(WHAT YOU SHOULD DO):
Return, word for word, every line that follows.

____________________

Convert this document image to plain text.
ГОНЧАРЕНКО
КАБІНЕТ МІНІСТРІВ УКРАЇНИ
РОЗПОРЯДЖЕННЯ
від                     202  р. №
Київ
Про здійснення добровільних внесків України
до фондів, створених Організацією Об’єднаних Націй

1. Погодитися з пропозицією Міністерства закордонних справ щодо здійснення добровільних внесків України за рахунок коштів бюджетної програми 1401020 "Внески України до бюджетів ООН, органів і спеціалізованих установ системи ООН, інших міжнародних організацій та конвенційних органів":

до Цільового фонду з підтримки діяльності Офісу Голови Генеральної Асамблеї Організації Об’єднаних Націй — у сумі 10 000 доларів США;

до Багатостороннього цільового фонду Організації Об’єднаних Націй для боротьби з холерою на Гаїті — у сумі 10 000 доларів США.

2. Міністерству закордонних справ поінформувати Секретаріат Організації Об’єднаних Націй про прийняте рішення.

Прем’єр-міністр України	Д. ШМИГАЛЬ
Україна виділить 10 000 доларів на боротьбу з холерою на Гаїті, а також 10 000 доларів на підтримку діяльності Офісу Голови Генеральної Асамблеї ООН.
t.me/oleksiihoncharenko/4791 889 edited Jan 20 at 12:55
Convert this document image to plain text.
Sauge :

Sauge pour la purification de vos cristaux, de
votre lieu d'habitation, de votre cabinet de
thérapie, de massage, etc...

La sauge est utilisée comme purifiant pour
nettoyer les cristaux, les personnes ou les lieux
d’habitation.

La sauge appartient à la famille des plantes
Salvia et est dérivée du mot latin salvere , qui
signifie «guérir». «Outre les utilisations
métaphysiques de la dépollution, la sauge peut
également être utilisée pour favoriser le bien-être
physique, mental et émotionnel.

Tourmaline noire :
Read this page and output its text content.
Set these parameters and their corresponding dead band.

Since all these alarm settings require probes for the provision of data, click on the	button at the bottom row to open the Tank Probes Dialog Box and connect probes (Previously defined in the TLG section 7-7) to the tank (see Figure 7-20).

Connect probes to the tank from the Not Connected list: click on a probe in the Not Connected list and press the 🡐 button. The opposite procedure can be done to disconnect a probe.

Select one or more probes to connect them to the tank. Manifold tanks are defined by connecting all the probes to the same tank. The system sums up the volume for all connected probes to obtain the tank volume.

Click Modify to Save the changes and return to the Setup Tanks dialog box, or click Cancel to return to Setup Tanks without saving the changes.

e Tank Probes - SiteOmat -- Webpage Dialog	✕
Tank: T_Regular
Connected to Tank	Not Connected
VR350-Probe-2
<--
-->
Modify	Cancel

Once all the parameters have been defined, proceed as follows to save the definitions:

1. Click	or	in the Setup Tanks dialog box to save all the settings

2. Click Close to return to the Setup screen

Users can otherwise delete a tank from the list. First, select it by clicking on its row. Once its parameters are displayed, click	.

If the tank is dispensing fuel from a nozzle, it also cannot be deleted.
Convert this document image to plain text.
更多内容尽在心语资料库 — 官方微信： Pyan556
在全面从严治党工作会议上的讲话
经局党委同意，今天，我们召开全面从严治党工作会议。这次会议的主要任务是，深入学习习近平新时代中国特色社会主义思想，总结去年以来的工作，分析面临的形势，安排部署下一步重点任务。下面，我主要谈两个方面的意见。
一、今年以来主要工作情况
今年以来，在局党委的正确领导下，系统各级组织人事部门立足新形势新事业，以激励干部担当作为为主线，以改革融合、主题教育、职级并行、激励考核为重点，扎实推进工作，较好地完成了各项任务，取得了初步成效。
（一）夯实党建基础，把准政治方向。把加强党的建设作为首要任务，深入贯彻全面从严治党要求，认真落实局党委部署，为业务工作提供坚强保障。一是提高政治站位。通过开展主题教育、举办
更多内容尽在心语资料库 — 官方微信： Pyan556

____________________

(COMPLETED TASK):
Convert this document image to plain text.
ГОНЧАРЕНКО
КАБІНЕТ МІНІСТРІВ УКРАЇНИ
РОЗПОРЯДЖЕННЯ
від                     202  р. №
Київ
Про здійснення добровільних внесків України
до фондів, створених Організацією Об’єднаних Націй

1. Погодитися з пропозицією Міністерства закордонних справ щодо здійснення добровільних внесків України за рахунок коштів бюджетної програми 1401020 "Внески України до бюджетів ООН, органів і спеціалізованих установ системи ООН, інших міжнародних організацій та конвенційних органів":

до Цільового фонду з підтримки діяльності Офісу Голови Генеральної Асамблеї Організації Об’єднаних Націй — у сумі 10 000 доларів США;

до Багатостороннього цільового фонду Організації Об’єднаних Націй для боротьби з холерою на Гаїті — у сумі 10 000 доларів США.

2. Міністерству закордонних справ поінформувати Секретаріат Організації Об’єднаних Націй про прийняте рішення.

Прем’єр-міністр України	Д. ШМИГАЛЬ
Україна виділить 10 000 доларів на боротьбу з холерою на Гаїті, а також 10 000 доларів на підтримку діяльності Офісу Голови Генеральної Асамблеї ООН.
t.me/oleksiihoncharenko/4791 889 edited Jan 20 at 12:55
Convert this document image to plain text.
Sauge :

Sauge pour la purification de vos cristaux, de
votre lieu d'habitation, de votre cabinet de
thérapie, de massage, etc...

La sauge est utilisée comme purifiant pour
nettoyer les cristaux, les personnes ou les lieux
d’habitation.

La sauge appartient à la famille des plantes
Salvia et est dérivée du mot latin salvere , qui
signifie «guérir». «Outre les utilisations
métaphysiques de la dépollution, la sauge peut
également être utilisée pour favoriser le bien-être
physique, mental et émotionnel.

Tourmaline noire :
Read this page and output its text content.
Set these parameters and their corresponding dead band.

Since all these alarm settings require probes for the provision of data, click on the	button at the bottom row to open the Tank Probes Dialog Box and connect probes (Previously defined in the TLG section 7-7) to the tank (see Figure 7-20).

Connect probes to the tank from the Not Connected list: click on a probe in the Not Connected list and press the 🡐 button. The opposite procedure can be done to disconnect a probe.

Select one or more probes to connect them to the tank. Manifold tanks are defined by connecting all the probes to the same tank. The system sums up the volume for all connected probes to obtain the tank volume.

Click Modify to Save the changes and return to the Setup Tanks dialog box, or click Cancel to return to Setup Tanks without saving the changes.

e Tank Probes - SiteOmat -- Webpage Dialog	✕
Tank: T_Regular
Connected to Tank	Not Connected
VR350-Probe-2
<--
-->
Modify	Cancel

Once all the parameters have been defined, proceed as follows to save the definitions:

1. Click	or	in the Setup Tanks dialog box to save all the settings

2. Click Close to return to the Setup screen

Users can otherwise delete a tank from the list. First, select it by clicking on its row. Once its parameters are displayed, click	.

If the tank is dispensing fuel from a nozzle, it also cannot be deleted.
Convert this document image to plain text.
更多内容尽在心语资料库 — 官方微信： Pyan556
在全面从严治党工作会议上的讲话
经局党委同意，今天，我们召开全面从严治党工作会议。这次会议的主要任务是，深入学习习近平新时代中国特色社会主义思想，总结去年以来的工作，分析面临的形势，安排部署下一步重点任务。下面，我主要谈两个方面的意见。
一、今年以来主要工作情况
今年以来，在局党委的正确领导下，系统各级组织人事部门立足新形势新事业，以激励干部担当作为为主线，以改革融合、主题教育、职级并行、激励考核为重点，扎实推进工作，较好地完成了各项任务，取得了初步成效。
（一）夯实党建基础，把准政治方向。把加强党的建设作为首要任务，深入贯彻全面从严治党要求，认真落实局党委部署，为业务工作提供坚强保障。一是提高政治站位。通过开展主题教育、举办
更多内容尽在心语资料库 — 官方微信： Pyan556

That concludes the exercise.